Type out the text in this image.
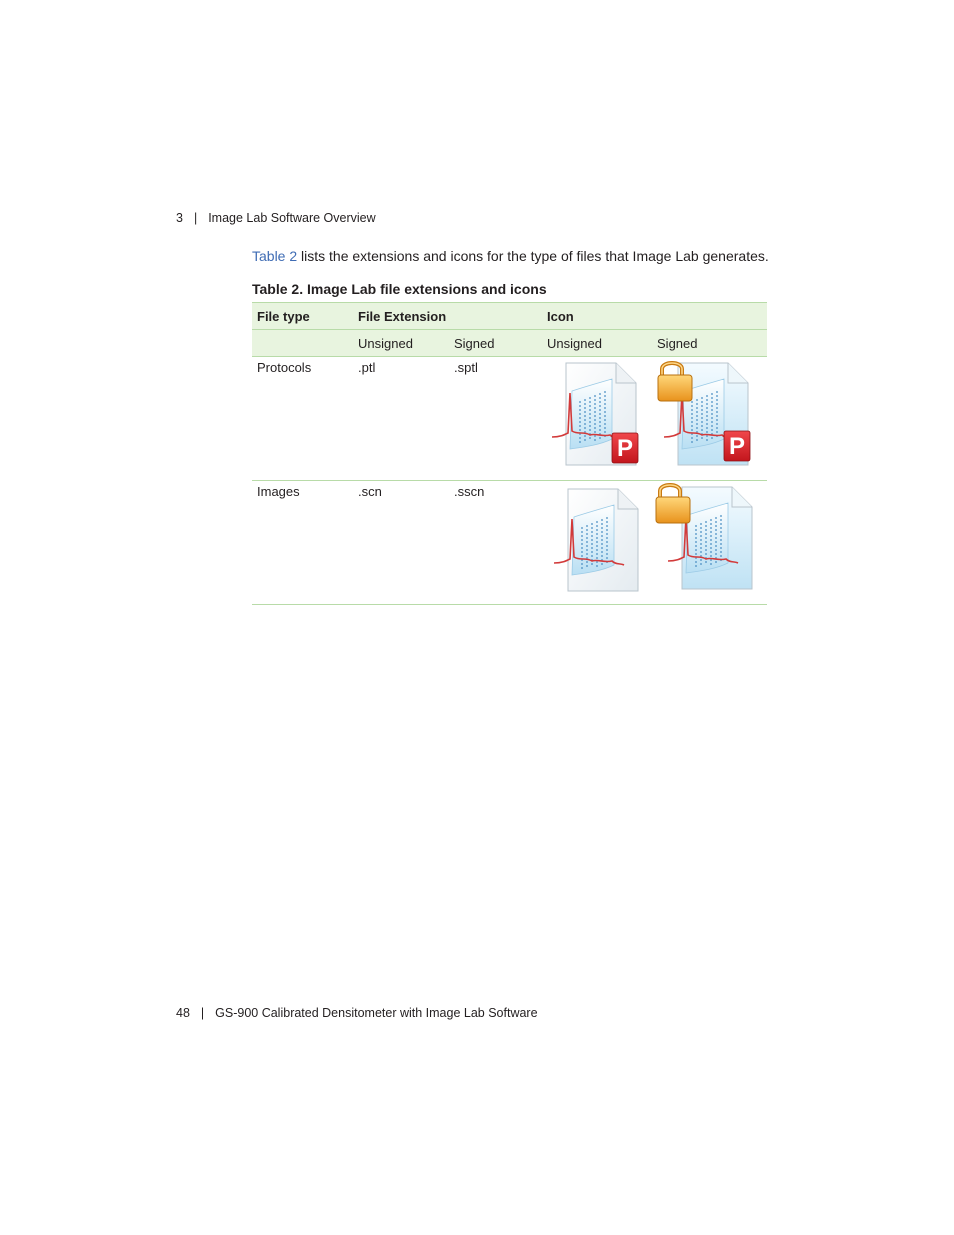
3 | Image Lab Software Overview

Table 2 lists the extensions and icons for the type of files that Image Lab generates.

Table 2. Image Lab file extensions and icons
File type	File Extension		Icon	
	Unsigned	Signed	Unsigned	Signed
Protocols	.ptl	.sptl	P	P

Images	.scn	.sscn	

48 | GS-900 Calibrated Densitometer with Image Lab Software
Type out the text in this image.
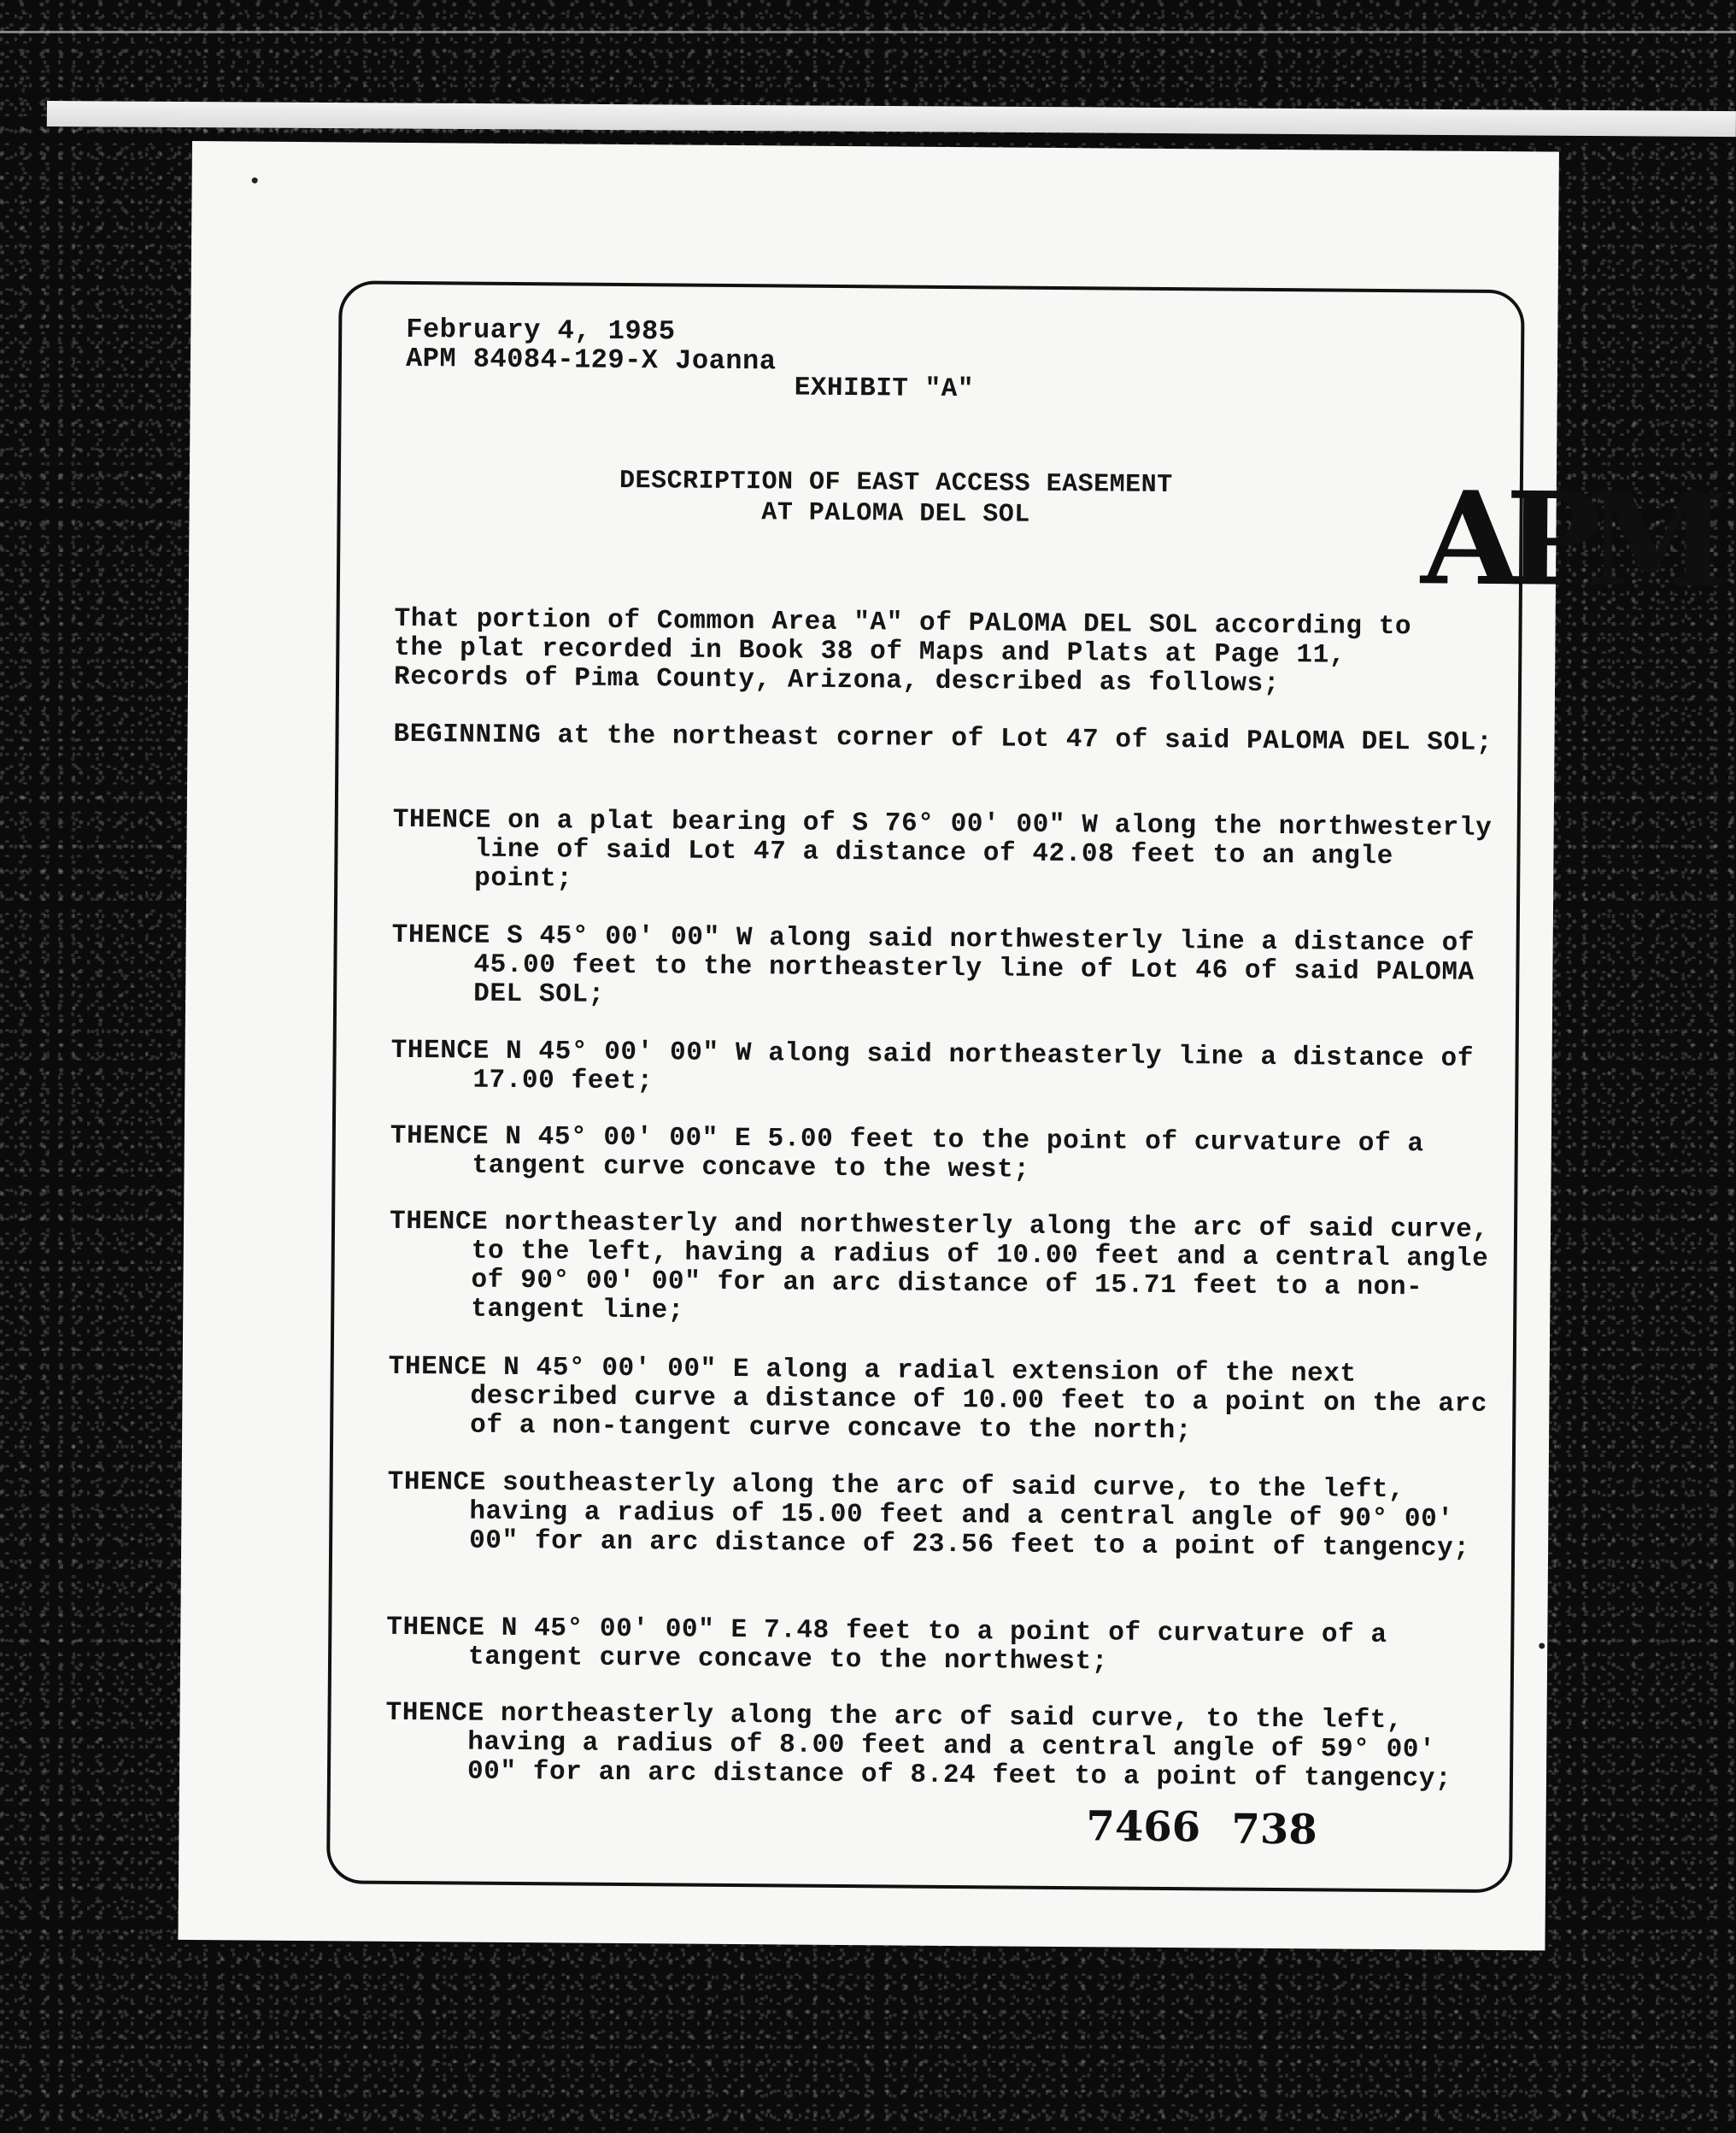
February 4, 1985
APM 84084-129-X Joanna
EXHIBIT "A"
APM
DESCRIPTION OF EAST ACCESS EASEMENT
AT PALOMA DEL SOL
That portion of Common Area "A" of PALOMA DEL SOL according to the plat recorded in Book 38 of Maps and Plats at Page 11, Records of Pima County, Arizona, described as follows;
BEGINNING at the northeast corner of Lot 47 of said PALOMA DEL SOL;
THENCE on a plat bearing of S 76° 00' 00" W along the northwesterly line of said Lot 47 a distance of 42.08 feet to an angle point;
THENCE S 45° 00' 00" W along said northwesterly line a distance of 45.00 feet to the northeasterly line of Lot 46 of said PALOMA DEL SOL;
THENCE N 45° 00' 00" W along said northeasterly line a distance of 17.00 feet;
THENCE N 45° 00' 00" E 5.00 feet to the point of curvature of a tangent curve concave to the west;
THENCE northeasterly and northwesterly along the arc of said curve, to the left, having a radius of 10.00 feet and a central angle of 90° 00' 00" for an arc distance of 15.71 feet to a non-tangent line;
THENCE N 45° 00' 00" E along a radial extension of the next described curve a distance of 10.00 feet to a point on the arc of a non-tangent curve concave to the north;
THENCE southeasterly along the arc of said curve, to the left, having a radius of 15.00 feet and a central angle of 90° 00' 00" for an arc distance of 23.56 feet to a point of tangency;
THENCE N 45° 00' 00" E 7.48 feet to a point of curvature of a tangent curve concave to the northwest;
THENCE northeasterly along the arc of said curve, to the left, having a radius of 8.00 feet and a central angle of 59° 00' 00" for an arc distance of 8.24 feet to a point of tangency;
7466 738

++++++++

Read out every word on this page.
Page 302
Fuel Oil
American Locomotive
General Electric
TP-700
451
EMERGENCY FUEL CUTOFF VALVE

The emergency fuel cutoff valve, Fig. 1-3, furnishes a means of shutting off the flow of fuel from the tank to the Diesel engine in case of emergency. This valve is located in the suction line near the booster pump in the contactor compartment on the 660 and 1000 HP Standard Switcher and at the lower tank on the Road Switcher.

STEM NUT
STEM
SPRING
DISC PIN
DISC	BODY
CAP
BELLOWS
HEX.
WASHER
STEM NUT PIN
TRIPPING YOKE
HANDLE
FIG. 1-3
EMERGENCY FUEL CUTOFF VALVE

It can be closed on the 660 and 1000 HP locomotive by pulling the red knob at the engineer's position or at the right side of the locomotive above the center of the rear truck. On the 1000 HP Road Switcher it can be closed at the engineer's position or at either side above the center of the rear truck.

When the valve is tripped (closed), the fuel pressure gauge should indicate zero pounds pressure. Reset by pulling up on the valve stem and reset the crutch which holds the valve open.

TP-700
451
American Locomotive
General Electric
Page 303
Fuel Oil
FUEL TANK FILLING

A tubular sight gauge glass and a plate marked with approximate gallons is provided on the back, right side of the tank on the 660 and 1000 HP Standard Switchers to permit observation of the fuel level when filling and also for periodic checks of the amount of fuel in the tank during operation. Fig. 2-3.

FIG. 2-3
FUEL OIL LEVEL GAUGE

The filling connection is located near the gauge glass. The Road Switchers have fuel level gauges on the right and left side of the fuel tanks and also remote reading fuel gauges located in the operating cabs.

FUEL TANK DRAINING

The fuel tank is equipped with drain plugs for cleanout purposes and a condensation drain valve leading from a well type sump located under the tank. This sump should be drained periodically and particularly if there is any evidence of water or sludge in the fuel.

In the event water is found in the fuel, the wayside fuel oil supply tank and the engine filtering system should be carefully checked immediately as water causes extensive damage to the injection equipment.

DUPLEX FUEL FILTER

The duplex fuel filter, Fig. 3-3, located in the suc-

++++++++

• EXERCISE DETAILS
Tally the lines of the data that contain the string "pulling" and report the total alone.

• EXERCISE RESPONSE
2